ANFORDERUNGEN DER AUFGABEN:
• 1. Nennen Sie sämtliche Ausdrücke, die im Quellenauszug zur Wirtschaftsethik in runden Klammern stehen.
• 2. Beantworten Sie anhand des Quellenauszugs zur Wirtschaftsethik die folgenden Fragen:
(a) Welche Maßnahmen und Handlungen gelten als unzumutbar?
(b) Auf welche Verantwortungskonzeption beruft sich der Auszug?
(c) Wofür schafft Zumutbarkeit eine Voraussetzung?

QUELLENAUSZUG:

Vor diesem Hintergrund wird auch eine normativ-(wirtschafts-)ethische Dimension deutlich: Maßnahmen und Handlungen, die die Lebensfähigkeit oder gar das minimum disaster level antasten, sind unzumutbar. Zumutbarkeit schafft wiederum eine Voraussetzung dafür, dass Einschränkungen im individuellen Subsistenzstreben überhaupt als „gerecht“ und (ethisch) legitim empfunden werden können. Im Sinne der Verantwortungskonzeption der Integrativen Wirtschaftsethik (Ulrich 2008) geht es darum, die Perspektive der von Handlungen, politischen Maßnahmen usw. potenziell Betroffenen in redlicher Weise einzubeziehen (Perspektivwechsel, Dialog/Partizipation). Dies umfasst auch eine Reflexion darüber, was angesichts konkreter kultureller Praktiken als „zumutbar“ gelten kann.

EINTRÄGE:
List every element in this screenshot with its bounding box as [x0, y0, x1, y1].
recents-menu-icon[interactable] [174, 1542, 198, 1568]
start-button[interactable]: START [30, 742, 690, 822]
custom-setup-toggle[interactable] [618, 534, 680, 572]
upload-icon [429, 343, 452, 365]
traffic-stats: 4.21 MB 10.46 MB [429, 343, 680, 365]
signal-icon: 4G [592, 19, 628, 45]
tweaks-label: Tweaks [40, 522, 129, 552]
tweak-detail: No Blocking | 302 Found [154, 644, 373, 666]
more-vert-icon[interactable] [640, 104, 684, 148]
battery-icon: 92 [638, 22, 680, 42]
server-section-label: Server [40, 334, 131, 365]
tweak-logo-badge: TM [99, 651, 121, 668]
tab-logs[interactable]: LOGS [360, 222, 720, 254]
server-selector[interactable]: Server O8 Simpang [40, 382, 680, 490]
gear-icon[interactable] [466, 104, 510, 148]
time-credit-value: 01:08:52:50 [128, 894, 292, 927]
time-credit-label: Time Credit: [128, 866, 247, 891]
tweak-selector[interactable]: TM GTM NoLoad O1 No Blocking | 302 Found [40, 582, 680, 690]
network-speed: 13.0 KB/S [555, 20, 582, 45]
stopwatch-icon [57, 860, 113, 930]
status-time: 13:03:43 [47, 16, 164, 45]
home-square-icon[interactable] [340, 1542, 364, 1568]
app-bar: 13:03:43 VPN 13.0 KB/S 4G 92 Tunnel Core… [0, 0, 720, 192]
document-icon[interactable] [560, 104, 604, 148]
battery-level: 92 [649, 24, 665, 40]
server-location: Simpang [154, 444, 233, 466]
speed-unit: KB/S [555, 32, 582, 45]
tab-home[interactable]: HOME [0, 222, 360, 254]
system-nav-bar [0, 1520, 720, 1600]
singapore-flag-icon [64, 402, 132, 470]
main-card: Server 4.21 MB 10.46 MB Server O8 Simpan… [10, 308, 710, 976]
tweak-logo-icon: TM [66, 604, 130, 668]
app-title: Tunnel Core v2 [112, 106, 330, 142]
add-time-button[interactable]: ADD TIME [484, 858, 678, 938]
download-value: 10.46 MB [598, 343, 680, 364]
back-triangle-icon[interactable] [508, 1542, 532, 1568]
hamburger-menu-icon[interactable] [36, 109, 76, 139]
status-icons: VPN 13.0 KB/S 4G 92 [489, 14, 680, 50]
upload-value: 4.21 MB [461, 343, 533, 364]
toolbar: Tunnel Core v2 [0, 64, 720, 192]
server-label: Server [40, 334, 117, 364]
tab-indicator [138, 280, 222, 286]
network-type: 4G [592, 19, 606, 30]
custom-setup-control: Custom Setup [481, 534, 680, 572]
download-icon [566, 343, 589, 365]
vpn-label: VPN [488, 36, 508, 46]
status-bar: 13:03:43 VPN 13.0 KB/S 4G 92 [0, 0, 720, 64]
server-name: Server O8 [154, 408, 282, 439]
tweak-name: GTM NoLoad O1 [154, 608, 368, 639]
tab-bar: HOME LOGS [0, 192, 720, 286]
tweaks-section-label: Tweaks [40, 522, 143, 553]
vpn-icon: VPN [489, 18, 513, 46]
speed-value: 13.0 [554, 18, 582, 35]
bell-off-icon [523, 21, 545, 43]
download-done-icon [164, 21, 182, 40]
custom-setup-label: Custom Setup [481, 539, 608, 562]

ANTWORTEN DER REIHE:
• 1.
wirtschafts-
ethisch
Ulrich 2008
Perspektivwechsel, Dialog/Partizipation

• 2.
(a) Maßnahmen und Handlungen, die die Lebensfähigkeit oder gar das minimum disaster level antasten.
(b) Auf die Verantwortungskonzeption der Integrativen Wirtschaftsethik (Ulrich 2008).
(c) Dafür, dass Einschränkungen im individuellen Subsistenzstreben überhaupt als „gerecht“ und (ethisch) legitim empfunden werden können.